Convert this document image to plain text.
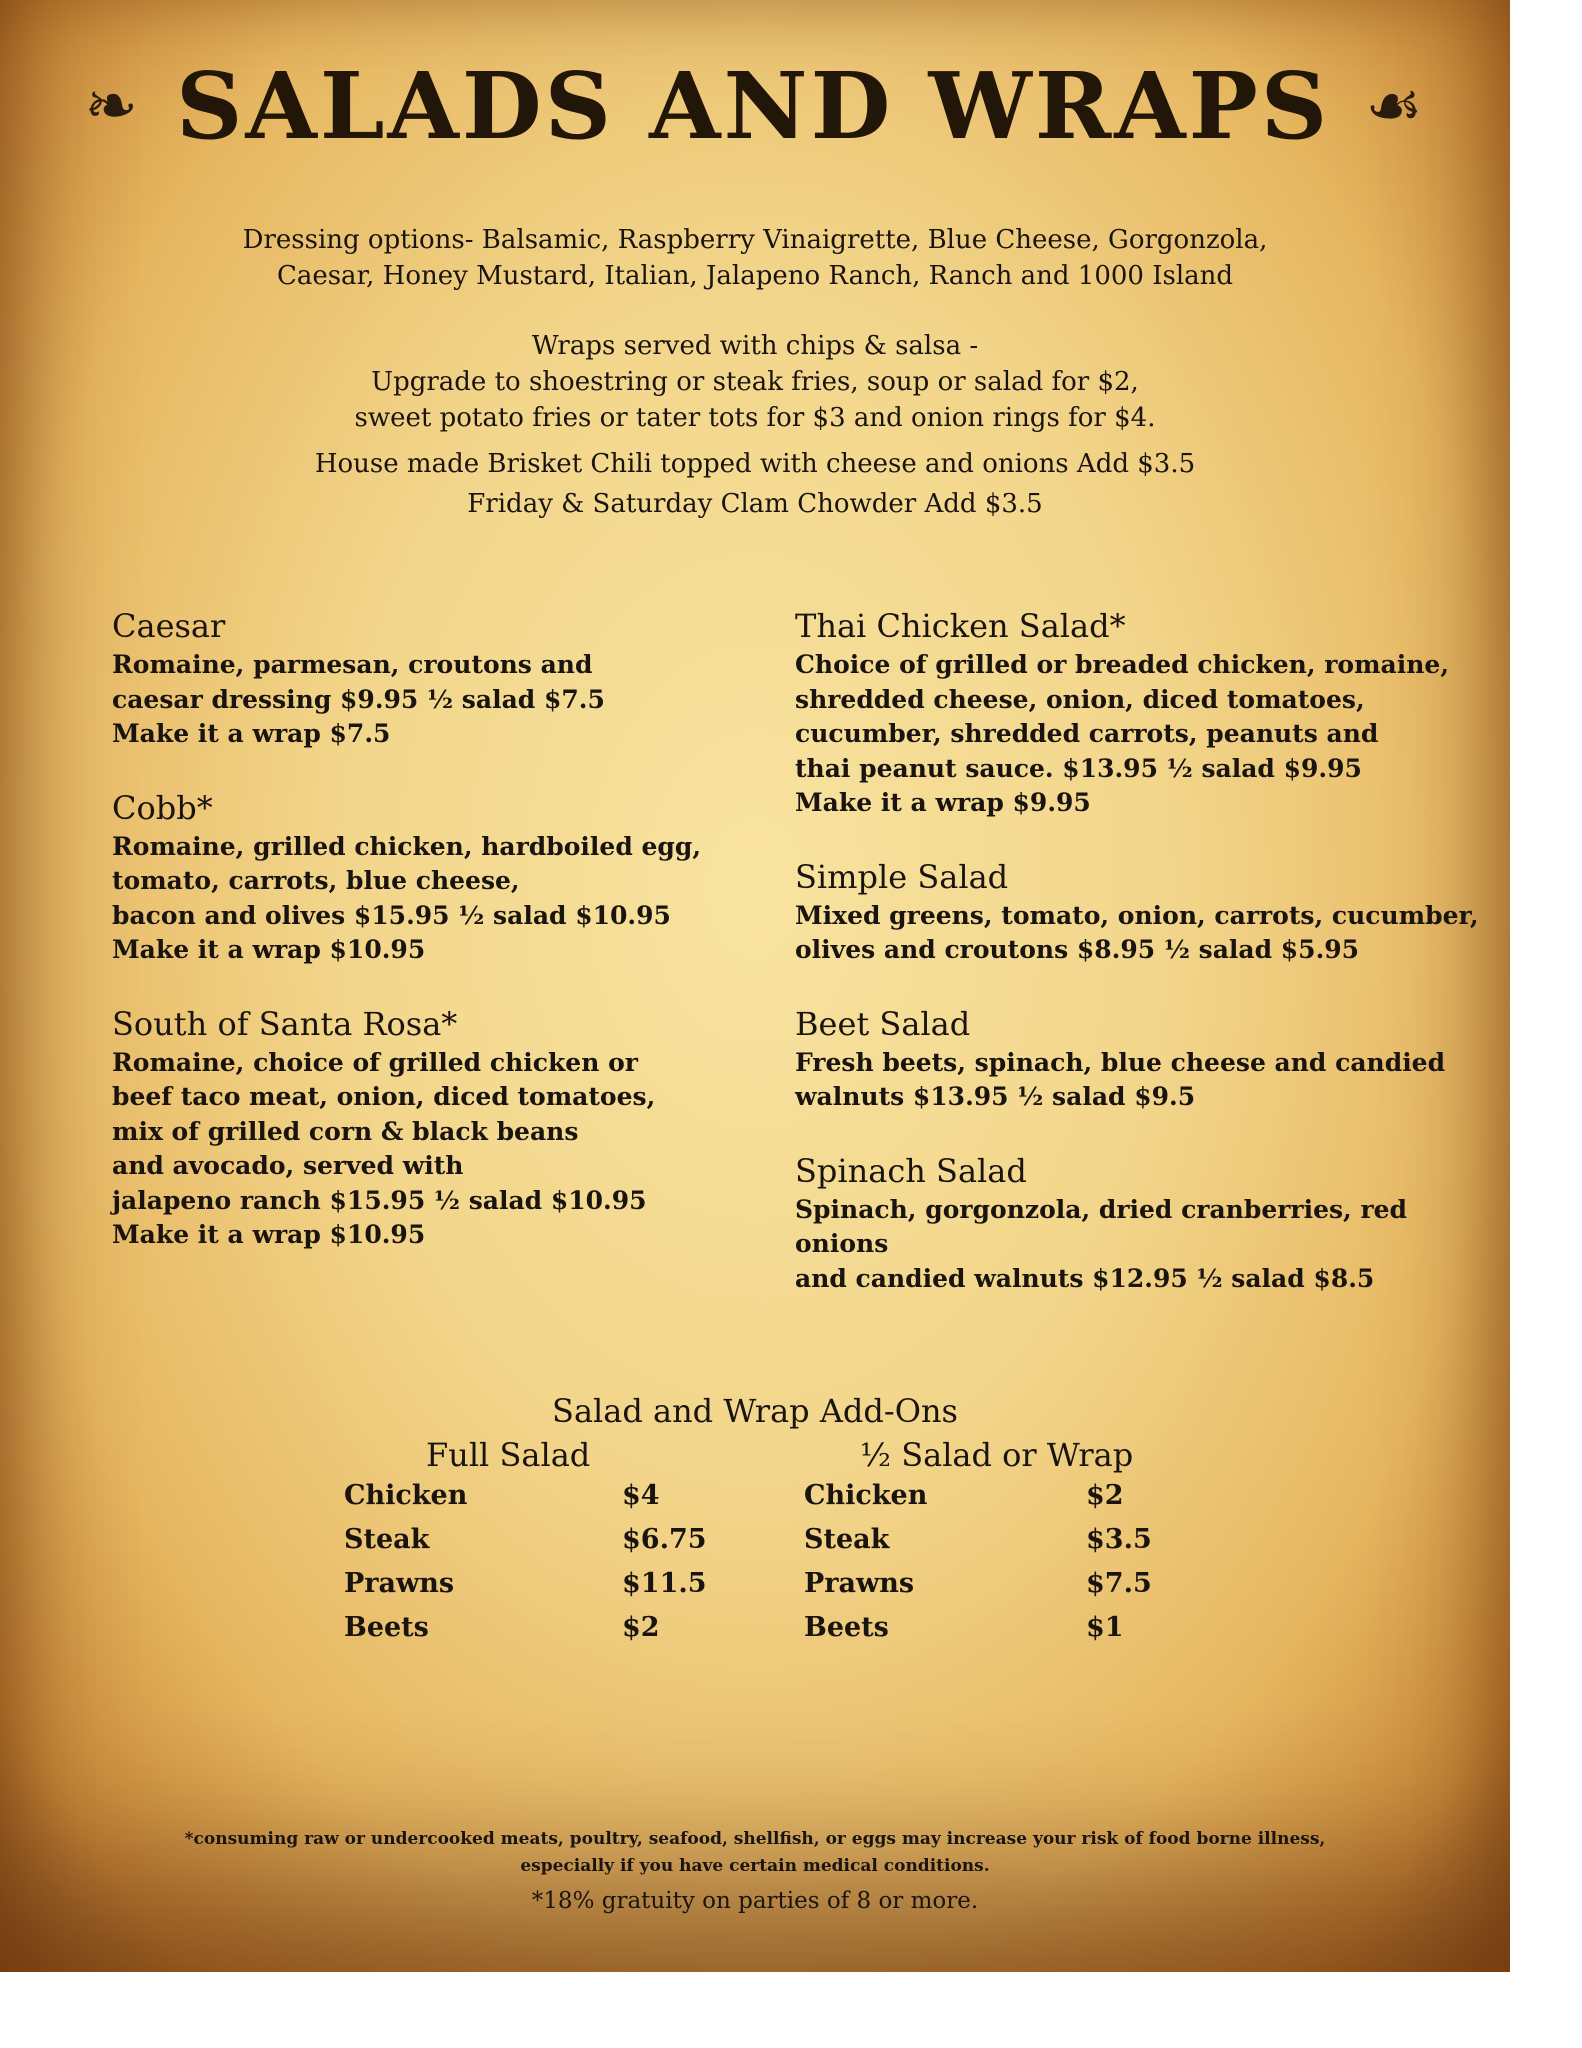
❧ SALADS AND WRAPS ☙
Dressing options- Balsamic, Raspberry Vinaigrette, Blue Cheese, Gorgonzola,
Caesar, Honey Mustard, Italian, Jalapeno Ranch, Ranch and 1000 Island
Wraps served with chips & salsa -
Upgrade to shoestring or steak fries, soup or salad for $2,
sweet potato fries or tater tots for $3 and onion rings for $4.
House made Brisket Chili topped with cheese and onions Add $3.5
Friday & Saturday Clam Chowder Add $3.5
Caesar
Romaine, parmesan, croutons and
caesar dressing $9.95 ½ salad $7.5
Make it a wrap $7.5
Cobb*
Romaine, grilled chicken, hardboiled egg,
tomato, carrots, blue cheese,
bacon and olives $15.95 ½ salad $10.95
Make it a wrap $10.95
South of Santa Rosa*
Romaine, choice of grilled chicken or
beef taco meat, onion, diced tomatoes,
mix of grilled corn & black beans
and avocado, served with
jalapeno ranch $15.95 ½ salad $10.95
Make it a wrap $10.95
Thai Chicken Salad*
Choice of grilled or breaded chicken, romaine,
shredded cheese, onion, diced tomatoes,
cucumber, shredded carrots, peanuts and
thai peanut sauce. $13.95 ½ salad $9.95
Make it a wrap $9.95
Simple Salad
Mixed greens, tomato, onion, carrots, cucumber,
olives and croutons $8.95 ½ salad $5.95
Beet Salad
Fresh beets, spinach, blue cheese and candied
walnuts $13.95 ½ salad $9.5
Spinach Salad
Spinach, gorgonzola, dried cranberries, red onions
and candied walnuts $12.95 ½ salad $8.5
Salad and Wrap Add-Ons
Full Salad	½ Salad or Wrap
Chicken	$4
Steak	$6.75
Prawns	$11.5
Beets	$2
Chicken	$2
Steak	$3.5
Prawns	$7.5
Beets	$1
*consuming raw or undercooked meats, poultry, seafood, shellfish, or eggs may increase your risk of food borne illness,
especially if you have certain medical conditions.
*18% gratuity on parties of 8 or more.
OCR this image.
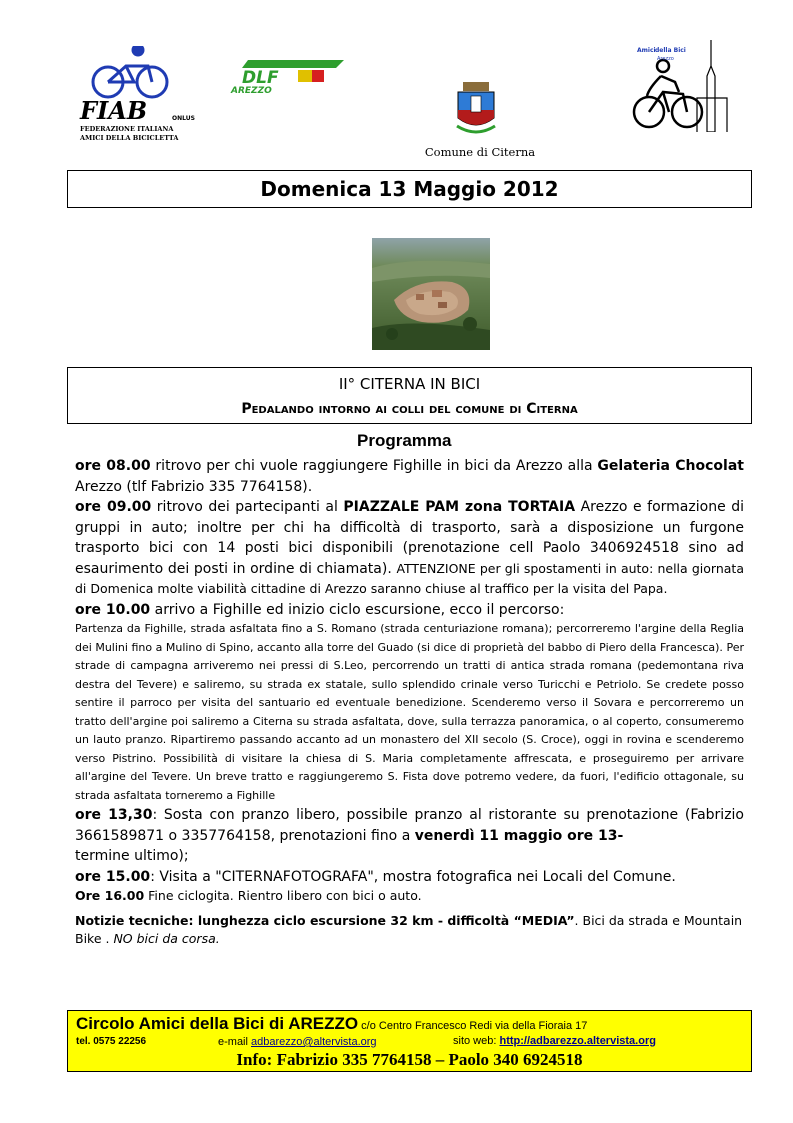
FIAB	ONLUS
FEDERAZIONE ITALIANA
AMICI DELLA BICICLETTA
DLF
AREZZO
Comune di Citerna
Amici della Bici
Arezzo
Domenica 13 Maggio 2012
II° CITERNA IN BICI
Pedalando intorno ai colli del comune di Citerna
Programma

ore 08.00 ritrovo per chi vuole raggiungere Fighille in bici da Arezzo alla Gelateria Chocolat Arezzo (tlf Fabrizio 335 7764158).

ore 09.00 ritrovo dei partecipanti al PIAZZALE PAM zona TORTAIA Arezzo e formazione di gruppi in auto; inoltre per chi ha difficoltà di trasporto, sarà a disposizione un furgone trasporto bici con 14 posti bici disponibili (prenotazione cell Paolo 3406924518 sino ad esaurimento dei posti in ordine di chiamata). ATTENZIONE per gli spostamenti in auto: nella giornata di Domenica molte viabilità cittadine di Arezzo saranno chiuse al traffico per la visita del Papa.

ore 10.00 arrivo a Fighille ed inizio ciclo escursione, ecco il percorso:

Partenza da Fighille, strada asfaltata fino a S. Romano (strada centuriazione romana); percorreremo l'argine della Reglia dei Mulini fino a Mulino di Spino, accanto alla torre del Guado (si dice di proprietà del babbo di Piero della Francesca). Per strade di campagna arriveremo nei pressi di S.Leo, percorrendo un tratti di antica strada romana (pedemontana riva destra del Tevere) e saliremo, su strada ex statale, sullo splendido crinale verso Turicchi e Petriolo. Se credete posso sentire il parroco per visita del santuario ed eventuale benedizione. Scenderemo verso il Sovara e percorreremo un tratto dell'argine poi saliremo a Citerna su strada asfaltata, dove, sulla terrazza panoramica, o al coperto, consumeremo un lauto pranzo. Ripartiremo passando accanto ad un monastero del XII secolo (S. Croce), oggi in rovina e scenderemo verso Pistrino. Possibilità di visitare la chiesa di S. Maria completamente affrescata, e proseguiremo per arrivare all'argine del Tevere. Un breve tratto e raggiungeremo S. Fista dove potremo vedere, da fuori, l'edificio ottagonale, su strada asfaltata torneremo a Fighille

ore 13,30: Sosta con pranzo libero, possibile pranzo al ristorante su prenotazione (Fabrizio 3661589871 o 3357764158, prenotazioni fino a venerdì 11 maggio ore 13-
termine ultimo);

ore 15.00: Visita a "CITERNAFOTOGRAFA", mostra fotografica nei Locali del Comune.

Ore 16.00 Fine ciclogita. Rientro libero con bici o auto.

Notizie tecniche: lunghezza ciclo escursione 32 km - difficoltà “MEDIA”. Bici da strada e Mountain Bike . NO bici da corsa.

Circolo Amici della Bici di AREZZO c/o Centro Francesco Redi via della Fioraia 17
tel. 0575 22256	e-mail adbarezzo@altervista.org	sito web: http://adbarezzo.altervista.org
Info: Fabrizio 335 7764158 – Paolo 340 6924518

◆ WHAT THIS TASK INVOLVES:
Using the material above, return every line exactly as it appears, minus the pictures.

◆ EXPECTED OUTPUT:
Convert this document image to plain text.
❧ SALADS AND WRAPS ☙
Dressing options- Balsamic, Raspberry Vinaigrette, Blue Cheese, Gorgonzola,
Caesar, Honey Mustard, Italian, Jalapeno Ranch, Ranch and 1000 Island
Wraps served with chips & salsa -
Upgrade to shoestring or steak fries, soup or salad for $2,
sweet potato fries or tater tots for $3 and onion rings for $4.
House made Brisket Chili topped with cheese and onions Add $3.5
Friday & Saturday Clam Chowder Add $3.5
Caesar
Romaine, parmesan, croutons and
caesar dressing $9.95 ½ salad $7.5
Make it a wrap $7.5
Cobb*
Romaine, grilled chicken, hardboiled egg,
tomato, carrots, blue cheese,
bacon and olives $15.95 ½ salad $10.95
Make it a wrap $10.95
South of Santa Rosa*
Romaine, choice of grilled chicken or
beef taco meat, onion, diced tomatoes,
mix of grilled corn & black beans
and avocado, served with
jalapeno ranch $15.95 ½ salad $10.95
Make it a wrap $10.95
Thai Chicken Salad*
Choice of grilled or breaded chicken, romaine,
shredded cheese, onion, diced tomatoes,
cucumber, shredded carrots, peanuts and
thai peanut sauce. $13.95 ½ salad $9.95
Make it a wrap $9.95
Simple Salad
Mixed greens, tomato, onion, carrots, cucumber,
olives and croutons $8.95 ½ salad $5.95
Beet Salad
Fresh beets, spinach, blue cheese and candied
walnuts $13.95 ½ salad $9.5
Spinach Salad
Spinach, gorgonzola, dried cranberries, red onions
and candied walnuts $12.95 ½ salad $8.5
Salad and Wrap Add-Ons
Full Salad	½ Salad or Wrap
Chicken	$4
Steak	$6.75
Prawns	$11.5
Beets	$2
Chicken	$2
Steak	$3.5
Prawns	$7.5
Beets	$1
*consuming raw or undercooked meats, poultry, seafood, shellfish, or eggs may increase your risk of food borne illness,
especially if you have certain medical conditions.
*18% gratuity on parties of 8 or more.
OCR this image.
FIAB	ONLUS
FEDERAZIONE ITALIANA
AMICI DELLA BICICLETTA
DLF
AREZZO
Comune di Citerna
Amici della Bici
Arezzo
Domenica 13 Maggio 2012
II° CITERNA IN BICI
Pedalando intorno ai colli del comune di Citerna
Programma

ore 08.00 ritrovo per chi vuole raggiungere Fighille in bici da Arezzo alla Gelateria Chocolat Arezzo (tlf Fabrizio 335 7764158).

ore 09.00 ritrovo dei partecipanti al PIAZZALE PAM zona TORTAIA Arezzo e formazione di gruppi in auto; inoltre per chi ha difficoltà di trasporto, sarà a disposizione un furgone trasporto bici con 14 posti bici disponibili (prenotazione cell Paolo 3406924518 sino ad esaurimento dei posti in ordine di chiamata). ATTENZIONE per gli spostamenti in auto: nella giornata di Domenica molte viabilità cittadine di Arezzo saranno chiuse al traffico per la visita del Papa.

ore 10.00 arrivo a Fighille ed inizio ciclo escursione, ecco il percorso:

Partenza da Fighille, strada asfaltata fino a S. Romano (strada centuriazione romana); percorreremo l'argine della Reglia dei Mulini fino a Mulino di Spino, accanto alla torre del Guado (si dice di proprietà del babbo di Piero della Francesca). Per strade di campagna arriveremo nei pressi di S.Leo, percorrendo un tratti di antica strada romana (pedemontana riva destra del Tevere) e saliremo, su strada ex statale, sullo splendido crinale verso Turicchi e Petriolo. Se credete posso sentire il parroco per visita del santuario ed eventuale benedizione. Scenderemo verso il Sovara e percorreremo un tratto dell'argine poi saliremo a Citerna su strada asfaltata, dove, sulla terrazza panoramica, o al coperto, consumeremo un lauto pranzo. Ripartiremo passando accanto ad un monastero del XII secolo (S. Croce), oggi in rovina e scenderemo verso Pistrino. Possibilità di visitare la chiesa di S. Maria completamente affrescata, e proseguiremo per arrivare all'argine del Tevere. Un breve tratto e raggiungeremo S. Fista dove potremo vedere, da fuori, l'edificio ottagonale, su strada asfaltata torneremo a Fighille

ore 13,30: Sosta con pranzo libero, possibile pranzo al ristorante su prenotazione (Fabrizio 3661589871 o 3357764158, prenotazioni fino a venerdì 11 maggio ore 13-
termine ultimo);

ore 15.00: Visita a "CITERNAFOTOGRAFA", mostra fotografica nei Locali del Comune.

Ore 16.00 Fine ciclogita. Rientro libero con bici o auto.

Notizie tecniche: lunghezza ciclo escursione 32 km - difficoltà “MEDIA”. Bici da strada e Mountain Bike . NO bici da corsa.

Circolo Amici della Bici di AREZZO c/o Centro Francesco Redi via della Fioraia 17
tel. 0575 22256	e-mail adbarezzo@altervista.org	sito web: http://adbarezzo.altervista.org
Info: Fabrizio 335 7764158 – Paolo 340 6924518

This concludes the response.